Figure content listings
╔══
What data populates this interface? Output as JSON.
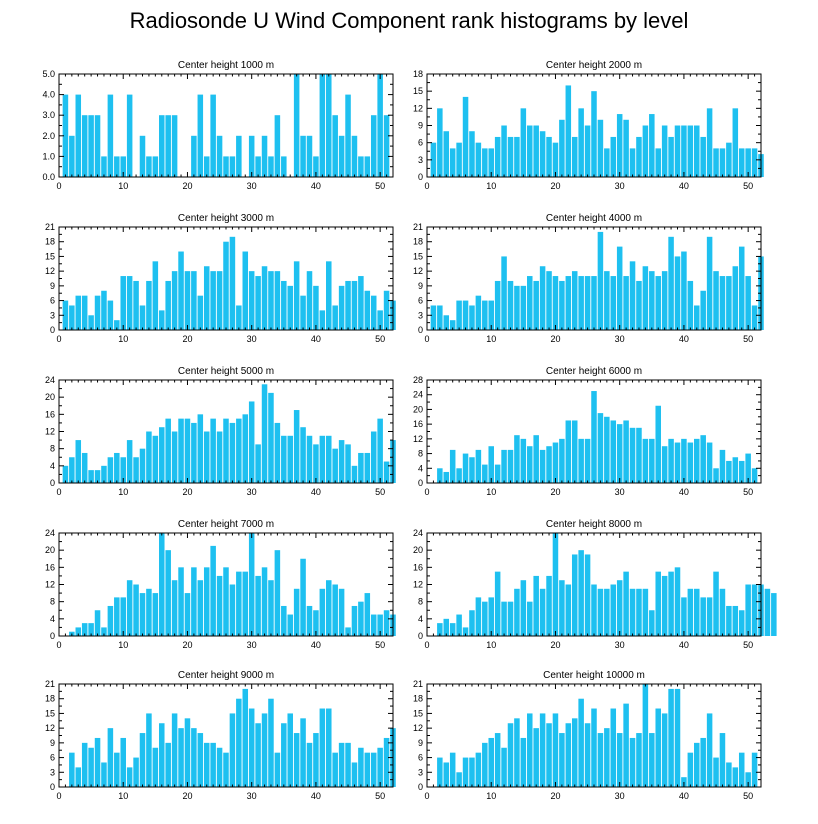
{
  "title": "Radiosonde U Wind Component rank histograms by level",
  "bar_color": "#1ec0f0",
  "chart_data": [
    {
      "type": "bar",
      "title": "Center height 1000 m",
      "xlim": [
        0,
        52
      ],
      "ylim": [
        0,
        5
      ],
      "yticks": [
        0,
        1,
        2,
        3,
        4,
        5
      ],
      "ytick_labels": [
        "0.0",
        "1.0",
        "2.0",
        "3.0",
        "4.0",
        "5.0"
      ],
      "xticks": [
        0,
        10,
        20,
        30,
        40,
        50
      ],
      "values": [
        4,
        2,
        4,
        3,
        3,
        3,
        1,
        4,
        1,
        1,
        4,
        0,
        2,
        1,
        1,
        3,
        3,
        3,
        0,
        0,
        2,
        4,
        1,
        4,
        2,
        1,
        1,
        2,
        0,
        2,
        1,
        2,
        1,
        3,
        1,
        0,
        5,
        2,
        2,
        1,
        5,
        5,
        3,
        2,
        4,
        2,
        1,
        1,
        3,
        5,
        3
      ]
    },
    {
      "type": "bar",
      "title": "Center height 2000 m",
      "xlim": [
        0,
        52
      ],
      "ylim": [
        0,
        18
      ],
      "yticks": [
        0,
        3,
        6,
        9,
        12,
        15,
        18
      ],
      "ytick_labels": [
        "0",
        "3",
        "6",
        "9",
        "12",
        "15",
        "18"
      ],
      "xticks": [
        0,
        10,
        20,
        30,
        40,
        50
      ],
      "values": [
        6,
        12,
        8,
        5,
        6,
        14,
        8,
        6,
        5,
        5,
        7,
        9,
        7,
        7,
        12,
        9,
        9,
        8,
        7,
        6,
        10,
        16,
        7,
        12,
        9,
        15,
        10,
        5,
        7,
        11,
        10,
        5,
        7,
        9,
        11,
        5,
        9,
        7,
        9,
        9,
        9,
        9,
        7,
        12,
        5,
        5,
        6,
        12,
        5,
        5,
        5,
        4
      ]
    },
    {
      "type": "bar",
      "title": "Center height 3000 m",
      "xlim": [
        0,
        52
      ],
      "ylim": [
        0,
        21
      ],
      "yticks": [
        0,
        3,
        6,
        9,
        12,
        15,
        18,
        21
      ],
      "ytick_labels": [
        "0",
        "3",
        "6",
        "9",
        "12",
        "15",
        "18",
        "21"
      ],
      "xticks": [
        0,
        10,
        20,
        30,
        40,
        50
      ],
      "values": [
        6,
        5,
        7,
        7,
        3,
        7,
        8,
        6,
        2,
        11,
        11,
        10,
        5,
        10,
        14,
        4,
        10,
        12,
        16,
        12,
        12,
        7,
        13,
        12,
        12,
        18,
        19,
        5,
        16,
        12,
        11,
        13,
        12,
        12,
        10,
        9,
        14,
        7,
        12,
        9,
        4,
        14,
        5,
        9,
        10,
        10,
        11,
        8,
        7,
        4,
        8,
        6
      ]
    },
    {
      "type": "bar",
      "title": "Center height 4000 m",
      "xlim": [
        0,
        52
      ],
      "ylim": [
        0,
        21
      ],
      "yticks": [
        0,
        3,
        6,
        9,
        12,
        15,
        18,
        21
      ],
      "ytick_labels": [
        "0",
        "3",
        "6",
        "9",
        "12",
        "15",
        "18",
        "21"
      ],
      "xticks": [
        0,
        10,
        20,
        30,
        40,
        50
      ],
      "values": [
        5,
        5,
        3,
        2,
        6,
        6,
        5,
        7,
        6,
        6,
        10,
        15,
        10,
        9,
        9,
        11,
        10,
        13,
        12,
        11,
        10,
        11,
        12,
        11,
        11,
        11,
        20,
        12,
        11,
        17,
        11,
        14,
        10,
        13,
        12,
        11,
        12,
        19,
        15,
        16,
        10,
        5,
        8,
        19,
        12,
        11,
        11,
        13,
        17,
        11,
        5,
        15
      ]
    },
    {
      "type": "bar",
      "title": "Center height 5000 m",
      "xlim": [
        0,
        52
      ],
      "ylim": [
        0,
        24
      ],
      "yticks": [
        0,
        4,
        8,
        12,
        16,
        20,
        24
      ],
      "ytick_labels": [
        "0",
        "4",
        "8",
        "12",
        "16",
        "20",
        "24"
      ],
      "xticks": [
        0,
        10,
        20,
        30,
        40,
        50
      ],
      "values": [
        4,
        6,
        10,
        7,
        3,
        3,
        4,
        6,
        7,
        6,
        10,
        6,
        8,
        12,
        11,
        13,
        15,
        12,
        15,
        15,
        14,
        16,
        12,
        15,
        12,
        15,
        14,
        15,
        16,
        19,
        9,
        23,
        21,
        14,
        11,
        11,
        17,
        13,
        11,
        9,
        11,
        11,
        8,
        10,
        9,
        4,
        7,
        7,
        12,
        15,
        5,
        10
      ]
    },
    {
      "type": "bar",
      "title": "Center height 6000 m",
      "xlim": [
        0,
        52
      ],
      "ylim": [
        0,
        28
      ],
      "yticks": [
        0,
        4,
        8,
        12,
        16,
        20,
        24,
        28
      ],
      "ytick_labels": [
        "0",
        "4",
        "8",
        "12",
        "16",
        "20",
        "24",
        "28"
      ],
      "xticks": [
        0,
        10,
        20,
        30,
        40,
        50
      ],
      "values": [
        0,
        4,
        3,
        9,
        4,
        8,
        7,
        9,
        5,
        10,
        5,
        9,
        9,
        13,
        12,
        10,
        13,
        9,
        10,
        11,
        12,
        17,
        17,
        12,
        12,
        25,
        19,
        18,
        17,
        16,
        17,
        15,
        15,
        12,
        12,
        21,
        10,
        12,
        11,
        12,
        11,
        12,
        13,
        11,
        4,
        9,
        6,
        7,
        6,
        8,
        4
      ]
    },
    {
      "type": "bar",
      "title": "Center height 7000 m",
      "xlim": [
        0,
        52
      ],
      "ylim": [
        0,
        24
      ],
      "yticks": [
        0,
        4,
        8,
        12,
        16,
        20,
        24
      ],
      "ytick_labels": [
        "0",
        "4",
        "8",
        "12",
        "16",
        "20",
        "24"
      ],
      "xticks": [
        0,
        10,
        20,
        30,
        40,
        50
      ],
      "values": [
        0,
        1,
        2,
        3,
        3,
        6,
        2,
        7,
        9,
        9,
        13,
        12,
        10,
        11,
        10,
        24,
        20,
        13,
        16,
        10,
        16,
        13,
        16,
        21,
        14,
        16,
        12,
        15,
        15,
        24,
        14,
        16,
        13,
        20,
        7,
        5,
        11,
        18,
        7,
        6,
        11,
        13,
        12,
        11,
        2,
        7,
        8,
        10,
        5,
        5,
        6,
        5
      ]
    },
    {
      "type": "bar",
      "title": "Center height 8000 m",
      "xlim": [
        0,
        52
      ],
      "ylim": [
        0,
        24
      ],
      "yticks": [
        0,
        4,
        8,
        12,
        16,
        20,
        24
      ],
      "ytick_labels": [
        "0",
        "4",
        "8",
        "12",
        "16",
        "20",
        "24"
      ],
      "xticks": [
        0,
        10,
        20,
        30,
        40,
        50
      ],
      "values": [
        0,
        3,
        4,
        3,
        5,
        2,
        6,
        9,
        8,
        9,
        15,
        8,
        8,
        11,
        13,
        8,
        14,
        11,
        14,
        24,
        13,
        12,
        19,
        20,
        19,
        12,
        11,
        11,
        12,
        13,
        15,
        11,
        11,
        11,
        6,
        15,
        14,
        15,
        16,
        9,
        11,
        11,
        9,
        9,
        15,
        11,
        7,
        7,
        6,
        12,
        12,
        12,
        11,
        10
      ]
    },
    {
      "type": "bar",
      "title": "Center height 9000 m",
      "xlim": [
        0,
        52
      ],
      "ylim": [
        0,
        21
      ],
      "yticks": [
        0,
        3,
        6,
        9,
        12,
        15,
        18,
        21
      ],
      "ytick_labels": [
        "0",
        "3",
        "6",
        "9",
        "12",
        "15",
        "18",
        "21"
      ],
      "xticks": [
        0,
        10,
        20,
        30,
        40,
        50
      ],
      "values": [
        0,
        7,
        4,
        9,
        8,
        10,
        5,
        12,
        7,
        10,
        4,
        6,
        11,
        15,
        8,
        13,
        9,
        15,
        12,
        14,
        12,
        11,
        9,
        9,
        8,
        7,
        15,
        18,
        20,
        16,
        13,
        15,
        18,
        7,
        13,
        15,
        11,
        14,
        9,
        11,
        16,
        16,
        7,
        9,
        9,
        5,
        8,
        7,
        7,
        8,
        10,
        12
      ]
    },
    {
      "type": "bar",
      "title": "Center height 10000 m",
      "xlim": [
        0,
        52
      ],
      "ylim": [
        0,
        21
      ],
      "yticks": [
        0,
        3,
        6,
        9,
        12,
        15,
        18,
        21
      ],
      "ytick_labels": [
        "0",
        "3",
        "6",
        "9",
        "12",
        "15",
        "18",
        "21"
      ],
      "xticks": [
        0,
        10,
        20,
        30,
        40,
        50
      ],
      "values": [
        0,
        6,
        5,
        7,
        3,
        6,
        6,
        7,
        9,
        10,
        11,
        8,
        13,
        14,
        10,
        15,
        12,
        15,
        13,
        15,
        11,
        13,
        14,
        18,
        13,
        16,
        11,
        12,
        16,
        11,
        17,
        10,
        11,
        21,
        11,
        16,
        15,
        20,
        20,
        2,
        7,
        9,
        10,
        15,
        6,
        11,
        5,
        4,
        7,
        3,
        7
      ]
    }
  ]
}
╚══
Copy all lines of the listing above that contain the string "Center".

◆ Right answer
      "title": "Center height 1000 m",
      "title": "Center height 2000 m",
      "title": "Center height 3000 m",
      "title": "Center height 4000 m",
      "title": "Center height 5000 m",
      "title": "Center height 6000 m",
      "title": "Center height 7000 m",
      "title": "Center height 8000 m",
      "title": "Center height 9000 m",
      "title": "Center height 10000 m",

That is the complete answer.